**Work required**
Set down each line of the material that follows, exactly, with no pictures.

(Data listing)
══════════════════════════════
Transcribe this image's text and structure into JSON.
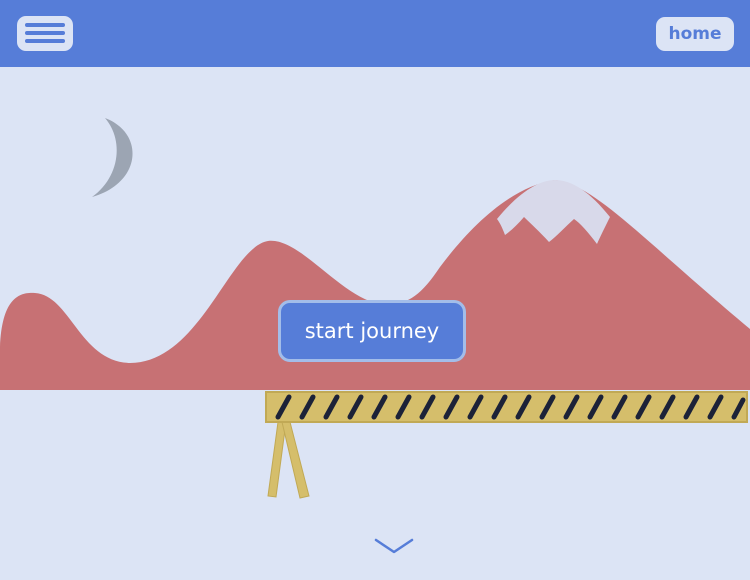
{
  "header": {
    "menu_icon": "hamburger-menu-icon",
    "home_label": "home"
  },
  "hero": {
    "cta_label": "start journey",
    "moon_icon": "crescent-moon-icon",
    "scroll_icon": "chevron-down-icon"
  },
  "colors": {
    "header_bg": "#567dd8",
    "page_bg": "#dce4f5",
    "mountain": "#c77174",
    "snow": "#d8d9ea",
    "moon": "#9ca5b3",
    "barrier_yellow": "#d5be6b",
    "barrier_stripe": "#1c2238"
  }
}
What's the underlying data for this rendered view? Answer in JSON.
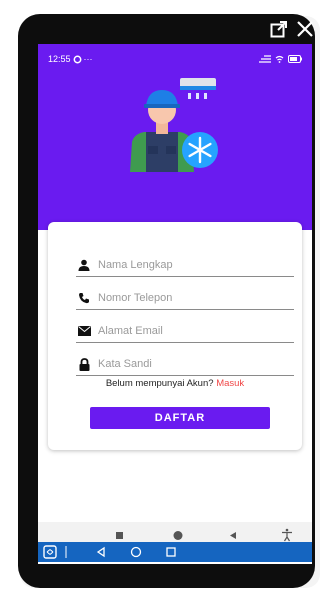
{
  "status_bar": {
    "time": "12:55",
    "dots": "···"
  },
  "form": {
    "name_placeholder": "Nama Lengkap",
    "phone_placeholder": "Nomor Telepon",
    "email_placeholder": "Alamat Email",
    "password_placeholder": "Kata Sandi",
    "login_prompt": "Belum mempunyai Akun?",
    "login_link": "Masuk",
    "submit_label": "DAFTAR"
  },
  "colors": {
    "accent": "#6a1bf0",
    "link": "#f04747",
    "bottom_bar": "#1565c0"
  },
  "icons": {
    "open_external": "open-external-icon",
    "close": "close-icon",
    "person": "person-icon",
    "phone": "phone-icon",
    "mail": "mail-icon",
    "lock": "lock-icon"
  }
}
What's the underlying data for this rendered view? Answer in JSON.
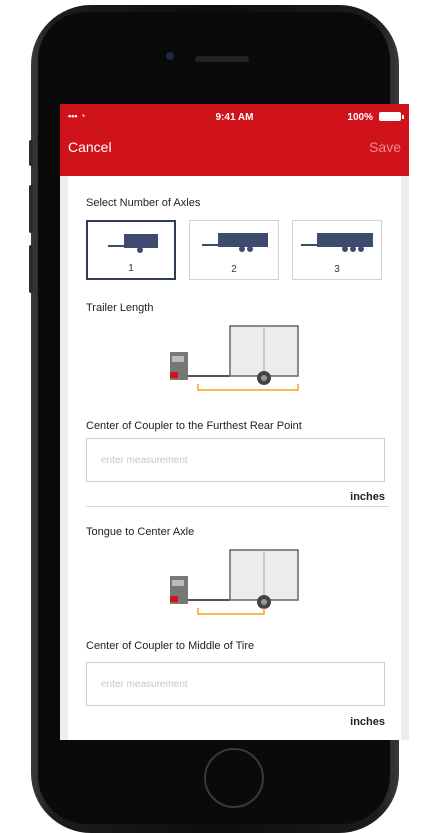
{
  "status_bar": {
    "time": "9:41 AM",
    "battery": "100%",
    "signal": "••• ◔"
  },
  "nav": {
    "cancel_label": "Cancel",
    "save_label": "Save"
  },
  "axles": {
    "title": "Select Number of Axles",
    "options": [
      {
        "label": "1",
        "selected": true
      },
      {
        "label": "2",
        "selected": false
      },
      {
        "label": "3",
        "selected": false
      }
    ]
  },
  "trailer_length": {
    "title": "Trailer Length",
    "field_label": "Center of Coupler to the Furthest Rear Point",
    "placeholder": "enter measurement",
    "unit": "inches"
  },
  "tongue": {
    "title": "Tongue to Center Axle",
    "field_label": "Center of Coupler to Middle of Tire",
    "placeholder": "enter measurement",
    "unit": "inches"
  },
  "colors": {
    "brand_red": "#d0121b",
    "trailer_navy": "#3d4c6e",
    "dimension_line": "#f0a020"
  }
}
══════════════════════════════
**Answer to the task**
Transcribe this image's text and structure into JSON.
{
  "header": {
    "menu_icon": "hamburger-menu-icon",
    "home_label": "home"
  },
  "hero": {
    "cta_label": "start journey",
    "moon_icon": "crescent-moon-icon",
    "scroll_icon": "chevron-down-icon"
  },
  "colors": {
    "header_bg": "#567dd8",
    "page_bg": "#dce4f5",
    "mountain": "#c77174",
    "snow": "#d8d9ea",
    "moon": "#9ca5b3",
    "barrier_yellow": "#d5be6b",
    "barrier_stripe": "#1c2238"
  }
}
What's the underlying data for this rendered view? Answer in JSON.
{
  "status_bar": {
    "time": "12:55",
    "dots": "···"
  },
  "form": {
    "name_placeholder": "Nama Lengkap",
    "phone_placeholder": "Nomor Telepon",
    "email_placeholder": "Alamat Email",
    "password_placeholder": "Kata Sandi",
    "login_prompt": "Belum mempunyai Akun?",
    "login_link": "Masuk",
    "submit_label": "DAFTAR"
  },
  "colors": {
    "accent": "#6a1bf0",
    "link": "#f04747",
    "bottom_bar": "#1565c0"
  },
  "icons": {
    "open_external": "open-external-icon",
    "close": "close-icon",
    "person": "person-icon",
    "phone": "phone-icon",
    "mail": "mail-icon",
    "lock": "lock-icon"
  }
}
What's the underlying data for this rendered view? Answer in JSON.
{
  "status_bar": {
    "time": "9:41 AM",
    "battery": "100%",
    "signal": "••• ◔"
  },
  "nav": {
    "cancel_label": "Cancel",
    "save_label": "Save"
  },
  "axles": {
    "title": "Select Number of Axles",
    "options": [
      {
        "label": "1",
        "selected": true
      },
      {
        "label": "2",
        "selected": false
      },
      {
        "label": "3",
        "selected": false
      }
    ]
  },
  "trailer_length": {
    "title": "Trailer Length",
    "field_label": "Center of Coupler to the Furthest Rear Point",
    "placeholder": "enter measurement",
    "unit": "inches"
  },
  "tongue": {
    "title": "Tongue to Center Axle",
    "field_label": "Center of Coupler to Middle of Tire",
    "placeholder": "enter measurement",
    "unit": "inches"
  },
  "colors": {
    "brand_red": "#d0121b",
    "trailer_navy": "#3d4c6e",
    "dimension_line": "#f0a020"
  }
}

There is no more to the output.